THE EXERCISE:
Isolate every line in the records below with "Personal" in it.

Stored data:
◇ ◇ ◇

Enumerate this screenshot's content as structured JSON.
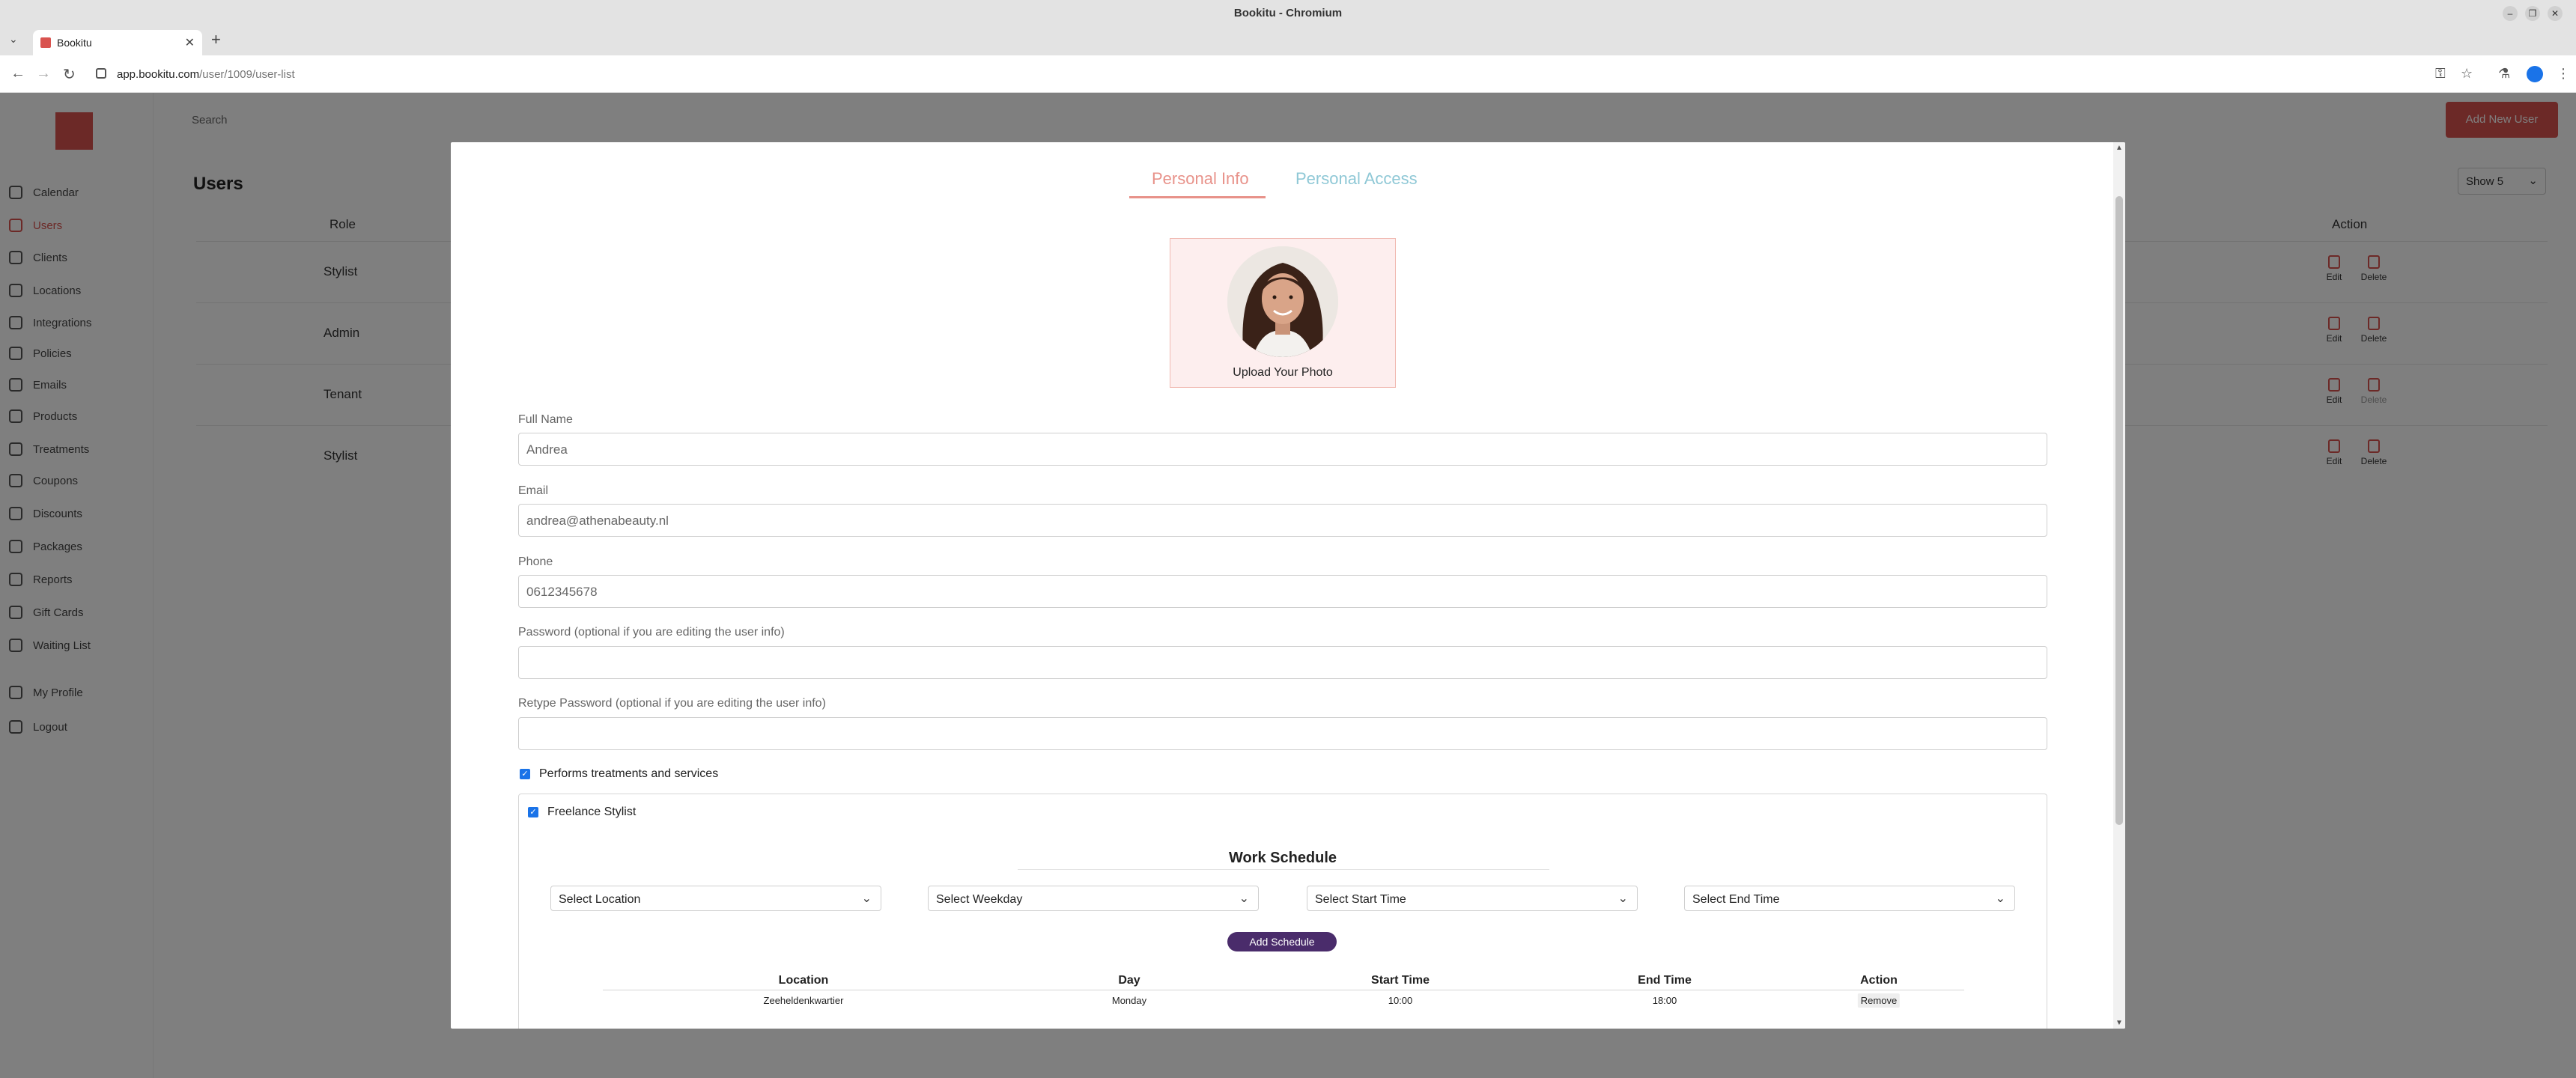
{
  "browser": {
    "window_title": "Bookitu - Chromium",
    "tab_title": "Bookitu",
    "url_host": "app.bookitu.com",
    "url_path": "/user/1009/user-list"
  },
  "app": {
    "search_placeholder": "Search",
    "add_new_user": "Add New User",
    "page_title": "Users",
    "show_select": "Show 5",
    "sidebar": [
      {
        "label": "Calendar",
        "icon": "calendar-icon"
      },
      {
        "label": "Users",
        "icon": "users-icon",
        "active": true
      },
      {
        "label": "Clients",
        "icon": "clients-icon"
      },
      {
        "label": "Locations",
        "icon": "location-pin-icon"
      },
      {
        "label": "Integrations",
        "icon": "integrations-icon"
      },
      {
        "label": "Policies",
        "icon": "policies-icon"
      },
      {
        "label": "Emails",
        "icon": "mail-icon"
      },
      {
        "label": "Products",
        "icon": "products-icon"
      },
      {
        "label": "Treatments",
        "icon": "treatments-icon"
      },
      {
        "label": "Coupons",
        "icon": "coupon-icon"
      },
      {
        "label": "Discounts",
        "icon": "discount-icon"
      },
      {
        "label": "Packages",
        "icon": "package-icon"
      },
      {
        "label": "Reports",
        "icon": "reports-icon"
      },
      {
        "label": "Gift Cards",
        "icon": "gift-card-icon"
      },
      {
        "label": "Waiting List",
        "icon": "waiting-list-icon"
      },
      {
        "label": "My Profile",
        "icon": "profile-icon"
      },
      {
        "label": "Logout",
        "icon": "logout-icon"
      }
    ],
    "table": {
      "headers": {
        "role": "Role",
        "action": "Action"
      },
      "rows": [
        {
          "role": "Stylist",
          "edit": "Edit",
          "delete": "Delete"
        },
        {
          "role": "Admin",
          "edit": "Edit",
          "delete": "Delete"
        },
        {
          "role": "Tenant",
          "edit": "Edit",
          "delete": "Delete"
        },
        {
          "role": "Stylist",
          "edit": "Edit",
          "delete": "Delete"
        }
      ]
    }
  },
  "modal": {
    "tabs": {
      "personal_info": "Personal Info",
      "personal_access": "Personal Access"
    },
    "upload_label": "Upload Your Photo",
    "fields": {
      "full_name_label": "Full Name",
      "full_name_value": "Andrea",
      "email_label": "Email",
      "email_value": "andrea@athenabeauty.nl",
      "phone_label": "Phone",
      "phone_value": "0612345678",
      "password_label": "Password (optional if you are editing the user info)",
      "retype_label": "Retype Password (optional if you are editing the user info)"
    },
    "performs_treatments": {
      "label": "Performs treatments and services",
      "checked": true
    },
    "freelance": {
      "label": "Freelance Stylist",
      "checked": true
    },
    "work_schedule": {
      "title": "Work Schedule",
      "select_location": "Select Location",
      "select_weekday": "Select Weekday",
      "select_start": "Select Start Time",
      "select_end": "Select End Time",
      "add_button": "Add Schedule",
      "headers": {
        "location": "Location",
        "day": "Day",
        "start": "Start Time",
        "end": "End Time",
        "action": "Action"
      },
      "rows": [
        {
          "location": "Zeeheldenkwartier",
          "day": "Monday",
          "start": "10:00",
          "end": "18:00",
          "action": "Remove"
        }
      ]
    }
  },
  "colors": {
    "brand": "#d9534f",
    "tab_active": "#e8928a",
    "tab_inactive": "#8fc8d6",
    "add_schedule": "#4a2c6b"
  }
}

◇ ◇ ◇

THE RESULT:
      "personal_info": "Personal Info",
      "personal_access": "Personal Access"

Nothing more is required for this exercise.